> **REQUIREMENTS**
Every line of the records below should be restated exactly.
━━━━━━
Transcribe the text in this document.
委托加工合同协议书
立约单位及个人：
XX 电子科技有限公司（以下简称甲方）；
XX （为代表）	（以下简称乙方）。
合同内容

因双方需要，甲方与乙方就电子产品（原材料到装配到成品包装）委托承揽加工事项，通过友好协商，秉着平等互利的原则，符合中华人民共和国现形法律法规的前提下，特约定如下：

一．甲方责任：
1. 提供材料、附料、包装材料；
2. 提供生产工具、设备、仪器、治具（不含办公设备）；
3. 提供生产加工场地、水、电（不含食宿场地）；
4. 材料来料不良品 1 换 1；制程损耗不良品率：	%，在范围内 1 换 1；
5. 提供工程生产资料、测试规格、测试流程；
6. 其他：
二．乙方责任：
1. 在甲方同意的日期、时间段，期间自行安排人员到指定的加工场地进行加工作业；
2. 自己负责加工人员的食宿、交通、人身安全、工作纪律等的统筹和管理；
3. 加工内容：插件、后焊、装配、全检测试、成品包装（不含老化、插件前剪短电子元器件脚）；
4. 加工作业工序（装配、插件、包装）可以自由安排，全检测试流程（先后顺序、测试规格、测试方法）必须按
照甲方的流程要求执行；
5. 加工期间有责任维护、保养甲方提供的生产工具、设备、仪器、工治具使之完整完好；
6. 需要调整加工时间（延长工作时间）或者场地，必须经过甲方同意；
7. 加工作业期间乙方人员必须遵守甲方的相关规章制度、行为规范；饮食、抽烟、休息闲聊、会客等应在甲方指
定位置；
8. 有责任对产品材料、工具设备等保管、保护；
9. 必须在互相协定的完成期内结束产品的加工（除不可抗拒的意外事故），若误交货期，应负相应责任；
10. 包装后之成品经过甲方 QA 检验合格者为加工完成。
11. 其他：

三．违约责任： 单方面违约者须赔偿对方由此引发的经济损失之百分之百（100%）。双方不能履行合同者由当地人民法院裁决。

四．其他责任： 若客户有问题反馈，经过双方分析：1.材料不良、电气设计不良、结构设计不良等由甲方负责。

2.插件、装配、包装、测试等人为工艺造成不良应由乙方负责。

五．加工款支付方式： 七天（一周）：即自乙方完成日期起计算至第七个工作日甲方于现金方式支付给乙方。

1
━━━━━━
> **SOLUTION TO THIS EXERCISE**
Transcribe the text in this document.
委托加工合同协议书
立约单位及个人：
XX 电子科技有限公司（以下简称甲方）；
XX （为代表）	（以下简称乙方）。
合同内容

因双方需要，甲方与乙方就电子产品（原材料到装配到成品包装）委托承揽加工事项，通过友好协商，秉着平等互利的原则，符合中华人民共和国现形法律法规的前提下，特约定如下：

一．甲方责任：
1. 提供材料、附料、包装材料；
2. 提供生产工具、设备、仪器、治具（不含办公设备）；
3. 提供生产加工场地、水、电（不含食宿场地）；
4. 材料来料不良品 1 换 1；制程损耗不良品率：	%，在范围内 1 换 1；
5. 提供工程生产资料、测试规格、测试流程；
6. 其他：
二．乙方责任：
1. 在甲方同意的日期、时间段，期间自行安排人员到指定的加工场地进行加工作业；
2. 自己负责加工人员的食宿、交通、人身安全、工作纪律等的统筹和管理；
3. 加工内容：插件、后焊、装配、全检测试、成品包装（不含老化、插件前剪短电子元器件脚）；
4. 加工作业工序（装配、插件、包装）可以自由安排，全检测试流程（先后顺序、测试规格、测试方法）必须按
照甲方的流程要求执行；
5. 加工期间有责任维护、保养甲方提供的生产工具、设备、仪器、工治具使之完整完好；
6. 需要调整加工时间（延长工作时间）或者场地，必须经过甲方同意；
7. 加工作业期间乙方人员必须遵守甲方的相关规章制度、行为规范；饮食、抽烟、休息闲聊、会客等应在甲方指
定位置；
8. 有责任对产品材料、工具设备等保管、保护；
9. 必须在互相协定的完成期内结束产品的加工（除不可抗拒的意外事故），若误交货期，应负相应责任；
10. 包装后之成品经过甲方 QA 检验合格者为加工完成。
11. 其他：

三．违约责任： 单方面违约者须赔偿对方由此引发的经济损失之百分之百（100%）。双方不能履行合同者由当地人民法院裁决。

四．其他责任： 若客户有问题反馈，经过双方分析：1.材料不良、电气设计不良、结构设计不良等由甲方负责。

2.插件、装配、包装、测试等人为工艺造成不良应由乙方负责。

五．加工款支付方式： 七天（一周）：即自乙方完成日期起计算至第七个工作日甲方于现金方式支付给乙方。

1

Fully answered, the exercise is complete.